__À faire__
Dans le texte sur le Dieu d'amour plus bas, recopiez le passage qui commence par les mots contenant "A quel Dieu" et finit par "au Dieu comptable ?", en remplaçant "Dieu comptable" par "Dieu juge".
::: Extrait du document
A quel Dieu croyons-nous ? un Dieu Amour, un Dieu ”amoureux” ou un Dieu comptable ? Non, non, la question n’est pas déplacée. Sommes-nous complètement débarrassés de ces images, où l’on plaçait St Pierre à l’entrée du paradis, un trousseau de clés à la main, l’exécuteur, en somme, des décisions prises par un Dieu comptable. Cessons de croire à un Dieu de la rétribution, un Dieu qui punit et même un Dieu qui récompense, pour retrouver le Dieu amoureux du prophète Osée, incarné par le Christ Jésus, un Dieu qui pardonne et qui sauve !

C’est vrai que les mots sont toujours trop courts pour dire qui est Dieu, mais le peu que nous savons grâce à l’évangile, pourquoi le taire ? Ne croyez-vous pas que ce serait une nouveauté, une bonne nouvelle pour tant d’hommes et de femmes qui en sont restés au Dieu comptable ?
::::::
::: Données affichées
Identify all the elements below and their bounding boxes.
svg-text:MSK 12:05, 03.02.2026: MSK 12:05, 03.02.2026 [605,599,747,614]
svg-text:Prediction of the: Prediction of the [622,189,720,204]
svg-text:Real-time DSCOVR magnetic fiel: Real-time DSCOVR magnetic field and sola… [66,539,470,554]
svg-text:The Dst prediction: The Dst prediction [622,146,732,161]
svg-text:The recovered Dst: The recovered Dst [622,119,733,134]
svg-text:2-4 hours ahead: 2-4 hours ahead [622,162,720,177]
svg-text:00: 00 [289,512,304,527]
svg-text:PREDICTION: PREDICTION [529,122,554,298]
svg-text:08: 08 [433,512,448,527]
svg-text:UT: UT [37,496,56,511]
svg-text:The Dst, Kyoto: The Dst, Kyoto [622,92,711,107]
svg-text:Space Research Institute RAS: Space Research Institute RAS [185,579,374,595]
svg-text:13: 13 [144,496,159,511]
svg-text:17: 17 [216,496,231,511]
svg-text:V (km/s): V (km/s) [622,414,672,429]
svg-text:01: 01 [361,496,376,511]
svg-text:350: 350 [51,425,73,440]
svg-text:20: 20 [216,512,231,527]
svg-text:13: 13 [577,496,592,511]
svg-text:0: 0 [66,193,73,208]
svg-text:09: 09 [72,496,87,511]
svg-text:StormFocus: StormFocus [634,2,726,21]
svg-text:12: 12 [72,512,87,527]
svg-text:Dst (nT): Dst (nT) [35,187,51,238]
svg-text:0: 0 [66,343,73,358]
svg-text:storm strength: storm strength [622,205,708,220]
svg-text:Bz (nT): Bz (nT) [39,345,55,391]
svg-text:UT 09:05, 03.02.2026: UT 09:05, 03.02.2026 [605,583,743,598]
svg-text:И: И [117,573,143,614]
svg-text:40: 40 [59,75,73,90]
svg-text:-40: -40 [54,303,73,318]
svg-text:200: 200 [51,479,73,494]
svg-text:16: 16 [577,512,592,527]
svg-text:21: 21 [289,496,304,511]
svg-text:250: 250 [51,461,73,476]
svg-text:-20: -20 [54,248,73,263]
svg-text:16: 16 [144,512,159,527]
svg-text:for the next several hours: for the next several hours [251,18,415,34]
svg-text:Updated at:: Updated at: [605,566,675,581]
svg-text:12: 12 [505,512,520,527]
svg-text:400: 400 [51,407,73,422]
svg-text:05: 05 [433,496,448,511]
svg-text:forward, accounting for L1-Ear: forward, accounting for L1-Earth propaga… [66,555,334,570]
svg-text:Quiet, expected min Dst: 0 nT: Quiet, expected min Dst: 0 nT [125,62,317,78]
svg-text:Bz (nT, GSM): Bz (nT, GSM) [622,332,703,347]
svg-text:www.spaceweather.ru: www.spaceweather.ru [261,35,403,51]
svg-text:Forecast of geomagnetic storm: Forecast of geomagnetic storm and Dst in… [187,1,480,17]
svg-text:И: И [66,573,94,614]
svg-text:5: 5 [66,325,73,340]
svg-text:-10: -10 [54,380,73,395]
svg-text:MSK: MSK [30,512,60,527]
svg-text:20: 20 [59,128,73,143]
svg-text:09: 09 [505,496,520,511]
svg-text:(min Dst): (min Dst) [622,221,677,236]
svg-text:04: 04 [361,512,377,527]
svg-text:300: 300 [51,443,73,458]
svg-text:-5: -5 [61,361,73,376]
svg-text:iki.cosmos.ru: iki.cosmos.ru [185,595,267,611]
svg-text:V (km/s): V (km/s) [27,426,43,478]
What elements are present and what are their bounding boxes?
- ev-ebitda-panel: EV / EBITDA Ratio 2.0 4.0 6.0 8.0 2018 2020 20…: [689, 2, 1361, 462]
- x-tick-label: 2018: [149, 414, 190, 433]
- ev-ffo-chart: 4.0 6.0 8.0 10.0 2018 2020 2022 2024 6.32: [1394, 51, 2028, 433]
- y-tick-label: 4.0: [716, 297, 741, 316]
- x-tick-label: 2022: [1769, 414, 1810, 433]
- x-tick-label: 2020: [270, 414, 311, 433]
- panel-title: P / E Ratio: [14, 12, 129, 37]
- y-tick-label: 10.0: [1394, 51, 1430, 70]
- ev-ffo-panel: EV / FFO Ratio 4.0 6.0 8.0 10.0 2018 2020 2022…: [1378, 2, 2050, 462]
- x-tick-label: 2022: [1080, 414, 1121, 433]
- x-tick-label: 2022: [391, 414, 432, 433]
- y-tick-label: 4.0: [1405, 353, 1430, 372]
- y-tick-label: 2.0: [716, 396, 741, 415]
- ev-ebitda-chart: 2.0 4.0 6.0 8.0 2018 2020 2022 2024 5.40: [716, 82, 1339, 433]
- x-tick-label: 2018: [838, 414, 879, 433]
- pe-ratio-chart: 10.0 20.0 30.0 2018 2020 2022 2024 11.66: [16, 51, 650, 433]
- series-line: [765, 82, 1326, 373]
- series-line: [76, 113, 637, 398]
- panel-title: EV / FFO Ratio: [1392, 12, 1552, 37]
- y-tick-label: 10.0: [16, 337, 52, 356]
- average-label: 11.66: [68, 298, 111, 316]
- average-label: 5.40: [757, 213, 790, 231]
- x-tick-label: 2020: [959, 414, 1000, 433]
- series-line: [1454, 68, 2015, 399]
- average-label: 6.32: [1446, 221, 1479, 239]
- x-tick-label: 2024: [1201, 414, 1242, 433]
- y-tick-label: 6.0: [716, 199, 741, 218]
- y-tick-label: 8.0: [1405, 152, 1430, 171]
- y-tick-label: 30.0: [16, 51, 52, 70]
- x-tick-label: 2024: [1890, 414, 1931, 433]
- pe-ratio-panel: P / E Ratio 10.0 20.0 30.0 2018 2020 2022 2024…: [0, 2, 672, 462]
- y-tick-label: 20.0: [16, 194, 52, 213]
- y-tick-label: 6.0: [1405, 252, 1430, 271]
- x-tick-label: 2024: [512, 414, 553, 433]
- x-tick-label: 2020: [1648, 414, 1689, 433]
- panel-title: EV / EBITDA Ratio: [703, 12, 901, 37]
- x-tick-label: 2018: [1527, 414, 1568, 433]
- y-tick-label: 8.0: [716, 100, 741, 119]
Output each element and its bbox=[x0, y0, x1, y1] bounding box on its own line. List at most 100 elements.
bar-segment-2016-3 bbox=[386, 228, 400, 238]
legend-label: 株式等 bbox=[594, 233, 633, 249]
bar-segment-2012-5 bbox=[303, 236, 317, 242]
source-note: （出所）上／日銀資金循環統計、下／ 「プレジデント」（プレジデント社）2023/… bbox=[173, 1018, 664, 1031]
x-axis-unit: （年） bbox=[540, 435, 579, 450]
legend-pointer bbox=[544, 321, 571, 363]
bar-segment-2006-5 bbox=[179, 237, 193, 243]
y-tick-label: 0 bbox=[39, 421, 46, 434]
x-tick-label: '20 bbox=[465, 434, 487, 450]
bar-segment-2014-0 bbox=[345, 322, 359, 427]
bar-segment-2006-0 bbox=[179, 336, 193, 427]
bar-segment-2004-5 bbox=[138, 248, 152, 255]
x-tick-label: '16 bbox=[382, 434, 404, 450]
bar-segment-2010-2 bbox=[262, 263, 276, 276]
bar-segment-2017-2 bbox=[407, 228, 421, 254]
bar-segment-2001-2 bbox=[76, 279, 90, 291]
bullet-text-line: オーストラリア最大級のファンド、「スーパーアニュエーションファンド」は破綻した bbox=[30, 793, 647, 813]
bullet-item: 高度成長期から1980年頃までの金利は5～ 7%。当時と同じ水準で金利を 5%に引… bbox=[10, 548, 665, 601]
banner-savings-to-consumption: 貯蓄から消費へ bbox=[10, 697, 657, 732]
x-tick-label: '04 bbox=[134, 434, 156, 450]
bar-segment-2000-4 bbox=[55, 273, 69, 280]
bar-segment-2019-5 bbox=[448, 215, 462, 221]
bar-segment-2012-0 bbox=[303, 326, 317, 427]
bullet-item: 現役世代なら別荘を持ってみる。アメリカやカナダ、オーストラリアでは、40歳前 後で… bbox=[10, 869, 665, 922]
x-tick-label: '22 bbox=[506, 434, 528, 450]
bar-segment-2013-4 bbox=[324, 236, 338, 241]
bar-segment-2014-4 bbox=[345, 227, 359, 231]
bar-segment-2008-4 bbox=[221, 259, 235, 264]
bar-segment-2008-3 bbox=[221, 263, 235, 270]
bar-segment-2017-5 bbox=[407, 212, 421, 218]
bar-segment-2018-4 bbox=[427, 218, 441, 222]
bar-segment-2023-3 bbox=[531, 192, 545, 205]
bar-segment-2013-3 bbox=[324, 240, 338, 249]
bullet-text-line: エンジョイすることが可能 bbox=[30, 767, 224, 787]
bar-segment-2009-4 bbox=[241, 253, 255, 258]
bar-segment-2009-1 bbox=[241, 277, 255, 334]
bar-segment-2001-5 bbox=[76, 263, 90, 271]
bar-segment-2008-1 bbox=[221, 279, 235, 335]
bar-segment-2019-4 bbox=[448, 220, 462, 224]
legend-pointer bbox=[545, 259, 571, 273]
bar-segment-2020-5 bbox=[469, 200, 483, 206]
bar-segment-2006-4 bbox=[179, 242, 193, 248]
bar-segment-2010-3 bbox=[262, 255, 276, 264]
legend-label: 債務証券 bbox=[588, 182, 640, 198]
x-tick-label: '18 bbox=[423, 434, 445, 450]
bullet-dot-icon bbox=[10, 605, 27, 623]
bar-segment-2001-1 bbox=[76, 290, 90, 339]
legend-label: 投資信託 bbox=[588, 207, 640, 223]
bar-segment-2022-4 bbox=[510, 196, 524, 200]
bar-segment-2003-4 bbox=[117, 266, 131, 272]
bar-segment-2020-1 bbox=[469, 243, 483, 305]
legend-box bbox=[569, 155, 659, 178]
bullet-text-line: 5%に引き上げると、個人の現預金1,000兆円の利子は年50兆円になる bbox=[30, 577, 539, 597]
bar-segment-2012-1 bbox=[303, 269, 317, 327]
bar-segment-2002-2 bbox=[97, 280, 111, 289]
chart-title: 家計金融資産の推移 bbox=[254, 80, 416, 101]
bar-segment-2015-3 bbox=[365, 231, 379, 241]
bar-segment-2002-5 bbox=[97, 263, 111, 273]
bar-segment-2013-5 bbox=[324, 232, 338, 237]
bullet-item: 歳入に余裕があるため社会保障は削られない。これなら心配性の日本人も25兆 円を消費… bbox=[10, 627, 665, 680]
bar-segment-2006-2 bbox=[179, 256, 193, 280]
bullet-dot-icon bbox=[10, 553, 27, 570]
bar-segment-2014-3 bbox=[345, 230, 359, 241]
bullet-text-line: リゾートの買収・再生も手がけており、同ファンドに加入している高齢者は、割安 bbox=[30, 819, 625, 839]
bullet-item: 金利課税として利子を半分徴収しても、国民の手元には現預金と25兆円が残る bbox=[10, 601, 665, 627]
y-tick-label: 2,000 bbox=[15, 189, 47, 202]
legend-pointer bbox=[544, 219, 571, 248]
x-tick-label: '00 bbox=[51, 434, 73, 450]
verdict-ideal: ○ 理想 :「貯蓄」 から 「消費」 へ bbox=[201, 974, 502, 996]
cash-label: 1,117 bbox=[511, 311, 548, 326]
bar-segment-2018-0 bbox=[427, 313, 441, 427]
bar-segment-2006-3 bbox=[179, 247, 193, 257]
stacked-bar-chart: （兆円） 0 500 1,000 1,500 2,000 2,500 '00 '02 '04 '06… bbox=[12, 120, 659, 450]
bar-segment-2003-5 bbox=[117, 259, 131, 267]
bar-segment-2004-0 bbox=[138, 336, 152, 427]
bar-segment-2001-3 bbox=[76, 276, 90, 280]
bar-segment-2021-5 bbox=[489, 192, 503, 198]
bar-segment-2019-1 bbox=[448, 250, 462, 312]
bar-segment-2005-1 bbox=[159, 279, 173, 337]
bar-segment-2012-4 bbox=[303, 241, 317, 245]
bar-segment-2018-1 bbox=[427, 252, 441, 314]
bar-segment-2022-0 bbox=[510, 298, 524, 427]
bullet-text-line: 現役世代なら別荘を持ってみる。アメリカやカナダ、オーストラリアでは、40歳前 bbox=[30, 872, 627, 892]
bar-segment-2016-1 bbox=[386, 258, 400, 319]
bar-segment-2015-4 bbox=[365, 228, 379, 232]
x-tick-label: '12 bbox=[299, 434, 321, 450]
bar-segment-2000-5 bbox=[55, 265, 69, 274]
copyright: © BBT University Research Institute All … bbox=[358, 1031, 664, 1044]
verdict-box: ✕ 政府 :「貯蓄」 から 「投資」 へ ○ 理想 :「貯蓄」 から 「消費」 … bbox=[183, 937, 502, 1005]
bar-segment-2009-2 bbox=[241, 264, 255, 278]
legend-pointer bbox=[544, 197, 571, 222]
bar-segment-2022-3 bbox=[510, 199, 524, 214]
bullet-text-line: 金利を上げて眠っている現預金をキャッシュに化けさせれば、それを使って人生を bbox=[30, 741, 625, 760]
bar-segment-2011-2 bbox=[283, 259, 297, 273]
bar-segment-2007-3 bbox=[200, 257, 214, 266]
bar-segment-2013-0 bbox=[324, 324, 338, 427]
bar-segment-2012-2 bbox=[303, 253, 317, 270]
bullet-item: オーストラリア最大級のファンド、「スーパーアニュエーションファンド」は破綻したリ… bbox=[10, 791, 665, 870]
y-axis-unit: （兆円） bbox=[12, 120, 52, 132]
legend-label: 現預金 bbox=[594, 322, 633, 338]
::::::
__Votre réponse__
A quel Dieu croyons-nous ? un Dieu Amour, un Dieu ”amoureux” ou un Dieu juge ? Non, non, la question n’est pas déplacée. Sommes-nous complètement débarrassés de ces images, où l’on plaçait St Pierre à l’entrée du paradis, un trousseau de clés à la main, l’exécuteur, en somme, des décisions prises par un Dieu juge. Cessons de croire à un Dieu de la rétribution, un Dieu qui punit et même un Dieu qui récompense, pour retrouver le Dieu amoureux du prophète Osée, incarné par le Christ Jésus, un Dieu qui pardonne et qui sauve !

C’est vrai que les mots sont toujours trop courts pour dire qui est Dieu, mais le peu que nous savons grâce à l’évangile, pourquoi le taire ? Ne croyez-vous pas que ce serait une nouveauté, une bonne nouvelle pour tant d’hommes et de femmes qui en sont restés au Dieu juge ?